◆ Work to complete
Please continue the article about Senator McCain's remarks on defense acquisition, starting right after its last sentence.

◆ Given passage
Senator McCain says U.S. national security depends on access to innovation

Senator John McCain (R-AZ).

Senator John McCain (R-AZ).

United States Senator John McCain (R-AZ), who is Chairman of the Senate Armed Services Committee, provided keynote remarks yesterday at the U.S. Chamber of Commerce in Washington, DC. Senator McCain’s remarks related to defense acquisition reform generally, but more specifically related to the need for the Department of Defense to streamline acquisition of new, innovative technologies.

McCain, who over the last several months has proposed sweeping acquisition reforms, told the audience that “our Defense Department has grown larger but less capable, more complex but less innovative, more proficient at defeating low-tech adversaries but more vulnerable to high-tech ones.” He would go on to explain that “the Department of Defense must be able to access innovation in areas such as cyber, robotics, data analytics, miniaturization, and autonomy – innovation that is increasingly likely not to come from Washington or the defense establishment.”

In one of the most illustrative comments, McCain said: “Innovation is measured in 18-month cycles in the commercial market. The Defense Department has acquisition cycles that can last 18 years.” Senator McCain would go on to point out that the Department of Defense “spent $46 billion between 2001 and 2011 on at least a dozen programs the never became operation.”

There is no doubt that the acquisition system employed by the Department of Defense is broken. Of course, with an agency as large as the Department of Defense, a woefully inadequate response to technological advances and adoption of cutting edge innovation should be anticipated.

◆ Dataset section
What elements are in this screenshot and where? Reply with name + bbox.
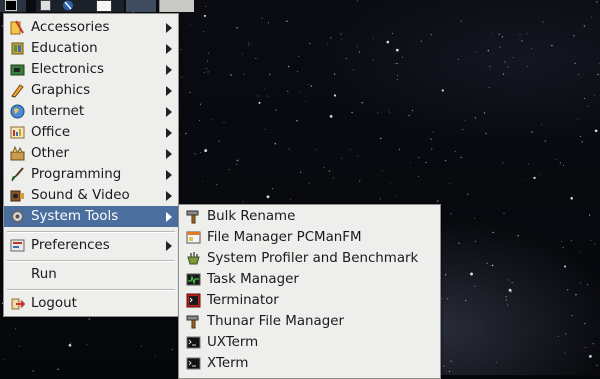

◆ Answer for the task
Anyone who has ever done business, whether personal or professional, with the government has to know that a stark difference exists between government time and private sector time. There are no doubt numerous reasons for the lethargy of government, but with respect to innovation it is hardly surprising that the Department of Defense finds itself wholly incapable of existing in an innovation marketplace that Senator McCain rightly characterizes as being measured in 18 month increments.

According to the Defense Department website, the U.S. defense apparatus has more than 1.4 million active duty military personnel, 718,000 civilian personnel, and 1.1 million National Guard and Reserve forces. This makes the Department of Defense the largest employer in the United States. To give additional perspective, the Pentagon has triple the floor space as compared to the Empire State Building.

The fact that large, established private sector companies lose the ability to innovate is well known. It is widely known that innovation overwhelmingly happens in small companies and entrepreneurial start-ups, in research labs and universities, sometimes even in the garages of the classic independent inventor, or the basement of a laid off engineer who finally has time to work on his own projects.

When any company gets too large it loses the ability to innovate. We have seen this play out over and over again throughout history. The most innovative breakthroughs almost universally come from small enterprises, research institutions and individuals. It is the rare exception when a large entity can come up with something truly revolutionary. One example of a large entity that continually pushes the envelope is IBM, but they are the exception not the rule. Despite IBM’s size they have long engaged in purely speculative research, which means a portion of the IBM R&D team intentionally operates as would an academic or research institution. But for every Watson innovated by a large company there will be dozens of revolutionary innovations made by much smaller enterprises.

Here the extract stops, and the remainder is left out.